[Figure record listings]
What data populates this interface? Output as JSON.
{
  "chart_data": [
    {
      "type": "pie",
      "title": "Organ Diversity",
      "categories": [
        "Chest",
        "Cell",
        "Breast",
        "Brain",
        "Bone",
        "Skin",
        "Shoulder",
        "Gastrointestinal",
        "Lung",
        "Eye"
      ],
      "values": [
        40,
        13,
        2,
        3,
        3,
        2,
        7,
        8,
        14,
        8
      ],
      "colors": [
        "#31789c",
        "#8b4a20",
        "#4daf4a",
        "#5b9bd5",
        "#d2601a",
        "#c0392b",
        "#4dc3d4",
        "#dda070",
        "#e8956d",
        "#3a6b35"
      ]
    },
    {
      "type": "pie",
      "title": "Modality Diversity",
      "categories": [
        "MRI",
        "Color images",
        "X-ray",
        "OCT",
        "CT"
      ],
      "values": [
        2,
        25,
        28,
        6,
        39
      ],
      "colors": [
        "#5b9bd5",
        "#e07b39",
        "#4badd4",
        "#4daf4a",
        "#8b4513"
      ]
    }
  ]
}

TO DO
Every line above needs to be retyped exactly.

OUTPUT BELOW
What data populates this interface? Output as JSON.
{
  "chart_data": [
    {
      "type": "pie",
      "title": "Organ Diversity",
      "categories": [
        "Chest",
        "Cell",
        "Breast",
        "Brain",
        "Bone",
        "Skin",
        "Shoulder",
        "Gastrointestinal",
        "Lung",
        "Eye"
      ],
      "values": [
        40,
        13,
        2,
        3,
        3,
        2,
        7,
        8,
        14,
        8
      ],
      "colors": [
        "#31789c",
        "#8b4a20",
        "#4daf4a",
        "#5b9bd5",
        "#d2601a",
        "#c0392b",
        "#4dc3d4",
        "#dda070",
        "#e8956d",
        "#3a6b35"
      ]
    },
    {
      "type": "pie",
      "title": "Modality Diversity",
      "categories": [
        "MRI",
        "Color images",
        "X-ray",
        "OCT",
        "CT"
      ],
      "values": [
        2,
        25,
        28,
        6,
        39
      ],
      "colors": [
        "#5b9bd5",
        "#e07b39",
        "#4badd4",
        "#4daf4a",
        "#8b4513"
      ]
    }
  ]
}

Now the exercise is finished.